◆ MATERIAL TO PROCESS
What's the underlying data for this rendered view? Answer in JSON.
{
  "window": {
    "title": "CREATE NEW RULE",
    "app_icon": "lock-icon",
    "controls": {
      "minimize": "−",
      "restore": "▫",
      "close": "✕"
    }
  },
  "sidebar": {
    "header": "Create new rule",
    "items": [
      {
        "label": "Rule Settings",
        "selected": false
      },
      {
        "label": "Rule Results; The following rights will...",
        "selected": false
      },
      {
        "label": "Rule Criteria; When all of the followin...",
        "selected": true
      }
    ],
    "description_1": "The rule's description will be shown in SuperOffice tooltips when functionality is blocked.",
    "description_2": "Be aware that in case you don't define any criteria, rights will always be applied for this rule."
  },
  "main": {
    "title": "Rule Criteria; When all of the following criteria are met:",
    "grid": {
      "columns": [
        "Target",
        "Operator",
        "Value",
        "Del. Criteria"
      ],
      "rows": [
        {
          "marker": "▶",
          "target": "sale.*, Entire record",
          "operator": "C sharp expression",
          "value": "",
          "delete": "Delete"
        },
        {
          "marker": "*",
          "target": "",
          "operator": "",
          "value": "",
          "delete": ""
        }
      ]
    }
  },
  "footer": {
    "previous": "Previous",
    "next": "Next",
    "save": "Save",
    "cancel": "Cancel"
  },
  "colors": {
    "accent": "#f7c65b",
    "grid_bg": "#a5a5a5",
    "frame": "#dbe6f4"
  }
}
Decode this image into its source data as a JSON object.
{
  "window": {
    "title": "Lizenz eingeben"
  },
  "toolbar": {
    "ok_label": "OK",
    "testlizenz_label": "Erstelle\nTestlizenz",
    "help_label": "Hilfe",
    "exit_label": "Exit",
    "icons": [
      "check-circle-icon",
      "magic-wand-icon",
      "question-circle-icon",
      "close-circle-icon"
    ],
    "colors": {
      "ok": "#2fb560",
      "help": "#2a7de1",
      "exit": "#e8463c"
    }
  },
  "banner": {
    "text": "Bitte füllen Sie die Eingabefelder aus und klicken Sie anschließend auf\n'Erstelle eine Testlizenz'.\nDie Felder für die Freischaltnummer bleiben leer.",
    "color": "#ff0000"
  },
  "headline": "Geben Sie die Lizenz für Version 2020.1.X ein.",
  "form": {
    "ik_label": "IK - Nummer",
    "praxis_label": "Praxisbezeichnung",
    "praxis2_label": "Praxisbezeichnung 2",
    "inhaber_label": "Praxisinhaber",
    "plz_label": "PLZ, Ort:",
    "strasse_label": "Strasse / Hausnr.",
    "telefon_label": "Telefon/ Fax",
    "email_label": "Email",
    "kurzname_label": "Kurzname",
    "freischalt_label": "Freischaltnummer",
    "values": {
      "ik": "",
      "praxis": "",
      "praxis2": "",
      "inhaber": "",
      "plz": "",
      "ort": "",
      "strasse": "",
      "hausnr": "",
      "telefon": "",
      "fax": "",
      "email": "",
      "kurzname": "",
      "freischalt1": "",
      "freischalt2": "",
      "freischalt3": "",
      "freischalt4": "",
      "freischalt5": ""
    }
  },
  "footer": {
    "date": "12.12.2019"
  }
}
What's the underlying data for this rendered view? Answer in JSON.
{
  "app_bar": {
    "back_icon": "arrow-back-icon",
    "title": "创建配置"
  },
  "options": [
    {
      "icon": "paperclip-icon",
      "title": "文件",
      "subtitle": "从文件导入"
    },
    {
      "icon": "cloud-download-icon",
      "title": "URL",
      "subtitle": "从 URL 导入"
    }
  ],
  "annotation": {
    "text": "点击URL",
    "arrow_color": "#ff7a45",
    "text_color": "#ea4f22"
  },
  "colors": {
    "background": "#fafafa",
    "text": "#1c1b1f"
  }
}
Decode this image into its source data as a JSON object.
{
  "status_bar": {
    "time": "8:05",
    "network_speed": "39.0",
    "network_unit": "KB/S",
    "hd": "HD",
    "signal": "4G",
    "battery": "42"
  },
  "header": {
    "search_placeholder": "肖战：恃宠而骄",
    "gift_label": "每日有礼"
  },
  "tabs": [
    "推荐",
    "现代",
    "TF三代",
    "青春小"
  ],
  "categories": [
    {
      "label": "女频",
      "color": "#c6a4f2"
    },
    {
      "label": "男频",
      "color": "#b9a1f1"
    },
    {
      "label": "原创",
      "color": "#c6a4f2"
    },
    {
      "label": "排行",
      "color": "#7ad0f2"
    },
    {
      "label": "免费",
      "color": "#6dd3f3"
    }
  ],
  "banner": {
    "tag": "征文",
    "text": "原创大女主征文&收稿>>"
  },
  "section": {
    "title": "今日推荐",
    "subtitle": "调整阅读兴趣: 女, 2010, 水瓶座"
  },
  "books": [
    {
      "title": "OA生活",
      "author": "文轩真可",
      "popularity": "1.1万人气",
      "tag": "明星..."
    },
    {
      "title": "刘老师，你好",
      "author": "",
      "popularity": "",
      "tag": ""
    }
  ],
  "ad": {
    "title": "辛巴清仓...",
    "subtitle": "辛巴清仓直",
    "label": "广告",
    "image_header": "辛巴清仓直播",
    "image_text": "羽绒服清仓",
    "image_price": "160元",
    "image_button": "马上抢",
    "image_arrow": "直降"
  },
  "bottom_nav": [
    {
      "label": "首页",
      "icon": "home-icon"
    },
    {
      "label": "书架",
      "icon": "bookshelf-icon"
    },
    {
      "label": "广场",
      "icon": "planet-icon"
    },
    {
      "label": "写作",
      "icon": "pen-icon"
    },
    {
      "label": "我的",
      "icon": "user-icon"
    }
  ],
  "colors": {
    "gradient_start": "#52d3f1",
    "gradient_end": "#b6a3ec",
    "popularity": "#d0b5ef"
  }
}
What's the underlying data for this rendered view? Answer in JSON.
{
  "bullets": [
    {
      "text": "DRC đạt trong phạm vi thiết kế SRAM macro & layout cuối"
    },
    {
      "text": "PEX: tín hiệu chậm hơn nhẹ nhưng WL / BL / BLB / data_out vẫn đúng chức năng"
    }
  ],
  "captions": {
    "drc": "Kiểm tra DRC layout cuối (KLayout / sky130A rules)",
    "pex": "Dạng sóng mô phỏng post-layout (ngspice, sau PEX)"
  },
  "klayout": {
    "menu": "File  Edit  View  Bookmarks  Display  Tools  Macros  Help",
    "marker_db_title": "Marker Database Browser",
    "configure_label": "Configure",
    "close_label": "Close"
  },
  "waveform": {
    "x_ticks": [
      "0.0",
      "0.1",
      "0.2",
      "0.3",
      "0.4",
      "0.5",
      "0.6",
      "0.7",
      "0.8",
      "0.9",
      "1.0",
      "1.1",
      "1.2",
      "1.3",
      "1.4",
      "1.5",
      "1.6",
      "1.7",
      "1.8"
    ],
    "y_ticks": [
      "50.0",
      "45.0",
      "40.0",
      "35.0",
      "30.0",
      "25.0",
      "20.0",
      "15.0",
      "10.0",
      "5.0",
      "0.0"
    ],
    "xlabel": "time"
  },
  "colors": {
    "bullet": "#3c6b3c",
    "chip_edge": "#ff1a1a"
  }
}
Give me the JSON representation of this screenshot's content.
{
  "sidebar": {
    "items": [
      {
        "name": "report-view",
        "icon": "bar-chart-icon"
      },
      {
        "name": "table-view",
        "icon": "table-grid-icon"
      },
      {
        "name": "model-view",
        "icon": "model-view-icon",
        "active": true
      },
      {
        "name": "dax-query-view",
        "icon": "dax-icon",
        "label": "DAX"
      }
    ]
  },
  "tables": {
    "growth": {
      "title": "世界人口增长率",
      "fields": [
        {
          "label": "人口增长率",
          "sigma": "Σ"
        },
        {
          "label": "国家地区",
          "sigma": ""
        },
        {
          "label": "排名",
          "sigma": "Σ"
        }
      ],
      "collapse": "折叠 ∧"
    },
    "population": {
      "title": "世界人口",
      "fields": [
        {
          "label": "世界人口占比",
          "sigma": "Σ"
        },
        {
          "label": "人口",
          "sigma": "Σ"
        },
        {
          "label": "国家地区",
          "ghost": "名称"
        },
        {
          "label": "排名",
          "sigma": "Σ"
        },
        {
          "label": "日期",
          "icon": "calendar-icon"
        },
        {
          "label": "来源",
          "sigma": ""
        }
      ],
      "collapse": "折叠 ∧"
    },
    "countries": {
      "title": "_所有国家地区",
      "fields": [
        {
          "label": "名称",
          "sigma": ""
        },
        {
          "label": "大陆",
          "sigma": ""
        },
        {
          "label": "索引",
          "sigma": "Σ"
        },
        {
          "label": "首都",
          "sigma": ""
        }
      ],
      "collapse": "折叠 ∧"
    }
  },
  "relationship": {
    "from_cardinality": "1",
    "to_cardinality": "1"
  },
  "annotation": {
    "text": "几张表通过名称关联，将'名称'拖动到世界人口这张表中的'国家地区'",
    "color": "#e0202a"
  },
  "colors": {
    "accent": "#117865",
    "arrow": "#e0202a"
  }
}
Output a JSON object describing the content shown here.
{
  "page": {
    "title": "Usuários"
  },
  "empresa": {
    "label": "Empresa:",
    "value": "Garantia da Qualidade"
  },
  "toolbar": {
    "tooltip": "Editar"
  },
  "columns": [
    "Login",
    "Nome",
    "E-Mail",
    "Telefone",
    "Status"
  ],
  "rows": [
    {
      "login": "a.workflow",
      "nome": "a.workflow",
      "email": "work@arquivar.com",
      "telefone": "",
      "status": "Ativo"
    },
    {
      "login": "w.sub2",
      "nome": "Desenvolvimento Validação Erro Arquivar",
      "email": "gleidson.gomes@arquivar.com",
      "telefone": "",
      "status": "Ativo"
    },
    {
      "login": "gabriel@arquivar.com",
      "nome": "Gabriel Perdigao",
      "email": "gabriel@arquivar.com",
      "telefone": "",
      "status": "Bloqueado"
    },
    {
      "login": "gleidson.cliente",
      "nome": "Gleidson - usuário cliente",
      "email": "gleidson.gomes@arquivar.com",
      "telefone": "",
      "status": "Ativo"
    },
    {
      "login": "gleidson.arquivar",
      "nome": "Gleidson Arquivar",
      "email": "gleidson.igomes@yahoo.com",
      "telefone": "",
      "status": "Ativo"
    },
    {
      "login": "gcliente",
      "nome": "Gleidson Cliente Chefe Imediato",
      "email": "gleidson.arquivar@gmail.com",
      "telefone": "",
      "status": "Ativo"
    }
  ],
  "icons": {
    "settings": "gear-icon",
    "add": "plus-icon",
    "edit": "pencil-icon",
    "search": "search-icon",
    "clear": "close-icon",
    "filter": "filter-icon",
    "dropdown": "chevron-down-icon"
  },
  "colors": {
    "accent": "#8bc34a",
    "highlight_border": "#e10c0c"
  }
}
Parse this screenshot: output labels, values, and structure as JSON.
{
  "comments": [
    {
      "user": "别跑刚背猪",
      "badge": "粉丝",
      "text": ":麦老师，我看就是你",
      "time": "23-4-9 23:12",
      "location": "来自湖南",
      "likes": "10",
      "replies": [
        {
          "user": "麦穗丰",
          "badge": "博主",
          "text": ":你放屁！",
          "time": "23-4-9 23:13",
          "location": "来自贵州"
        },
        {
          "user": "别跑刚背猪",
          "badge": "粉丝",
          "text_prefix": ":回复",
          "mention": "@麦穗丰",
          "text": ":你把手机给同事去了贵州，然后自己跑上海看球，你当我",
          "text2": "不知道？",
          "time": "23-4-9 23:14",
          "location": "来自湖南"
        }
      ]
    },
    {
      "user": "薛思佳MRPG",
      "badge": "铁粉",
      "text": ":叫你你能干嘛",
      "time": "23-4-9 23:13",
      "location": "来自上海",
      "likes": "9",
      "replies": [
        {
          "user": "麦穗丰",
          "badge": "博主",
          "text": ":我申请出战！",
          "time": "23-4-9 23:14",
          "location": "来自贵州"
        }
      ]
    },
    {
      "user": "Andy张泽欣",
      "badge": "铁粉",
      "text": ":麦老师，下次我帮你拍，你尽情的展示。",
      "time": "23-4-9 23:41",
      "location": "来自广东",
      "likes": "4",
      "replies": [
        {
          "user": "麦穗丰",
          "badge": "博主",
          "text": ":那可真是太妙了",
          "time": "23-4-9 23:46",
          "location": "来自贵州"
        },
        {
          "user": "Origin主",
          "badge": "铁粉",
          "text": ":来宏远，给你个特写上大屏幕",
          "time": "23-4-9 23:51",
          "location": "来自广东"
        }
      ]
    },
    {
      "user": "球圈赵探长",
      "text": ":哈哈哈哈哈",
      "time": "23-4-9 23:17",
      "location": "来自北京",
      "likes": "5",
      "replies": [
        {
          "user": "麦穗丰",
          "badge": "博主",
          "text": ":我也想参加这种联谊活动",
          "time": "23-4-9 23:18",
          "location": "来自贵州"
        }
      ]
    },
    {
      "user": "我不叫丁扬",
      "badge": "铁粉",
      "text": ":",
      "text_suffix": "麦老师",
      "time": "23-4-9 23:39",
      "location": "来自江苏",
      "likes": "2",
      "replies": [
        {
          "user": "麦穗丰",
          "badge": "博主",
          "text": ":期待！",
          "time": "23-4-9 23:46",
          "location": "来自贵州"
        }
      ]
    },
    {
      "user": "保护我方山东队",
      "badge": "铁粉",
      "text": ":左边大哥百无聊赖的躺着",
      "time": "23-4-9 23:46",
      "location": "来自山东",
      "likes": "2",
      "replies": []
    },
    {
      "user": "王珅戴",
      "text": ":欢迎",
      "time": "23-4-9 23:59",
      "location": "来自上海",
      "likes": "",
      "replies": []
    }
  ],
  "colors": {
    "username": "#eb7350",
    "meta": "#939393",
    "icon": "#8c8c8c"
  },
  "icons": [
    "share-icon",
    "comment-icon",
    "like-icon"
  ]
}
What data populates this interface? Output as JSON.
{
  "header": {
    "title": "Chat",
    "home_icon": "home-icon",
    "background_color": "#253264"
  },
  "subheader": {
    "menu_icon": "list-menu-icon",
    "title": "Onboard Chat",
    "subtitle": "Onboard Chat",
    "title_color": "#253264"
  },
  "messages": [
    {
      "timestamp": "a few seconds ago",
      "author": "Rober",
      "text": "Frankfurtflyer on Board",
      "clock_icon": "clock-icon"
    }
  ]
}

◆ GIVEN REQUEST
Reproduce the records above exactly, starting with the line that contains "What data populates" and ending with the last line.

◆ ANSWER TO THIS TASK
What data populates this interface? Output as JSON.
{
  "header": {
    "title": "Chat",
    "home_icon": "home-icon",
    "background_color": "#253264"
  },
  "subheader": {
    "menu_icon": "list-menu-icon",
    "title": "Onboard Chat",
    "subtitle": "Onboard Chat",
    "title_color": "#253264"
  },
  "messages": [
    {
      "timestamp": "a few seconds ago",
      "author": "Rober",
      "text": "Frankfurtflyer on Board",
      "clock_icon": "clock-icon"
    }
  ]
}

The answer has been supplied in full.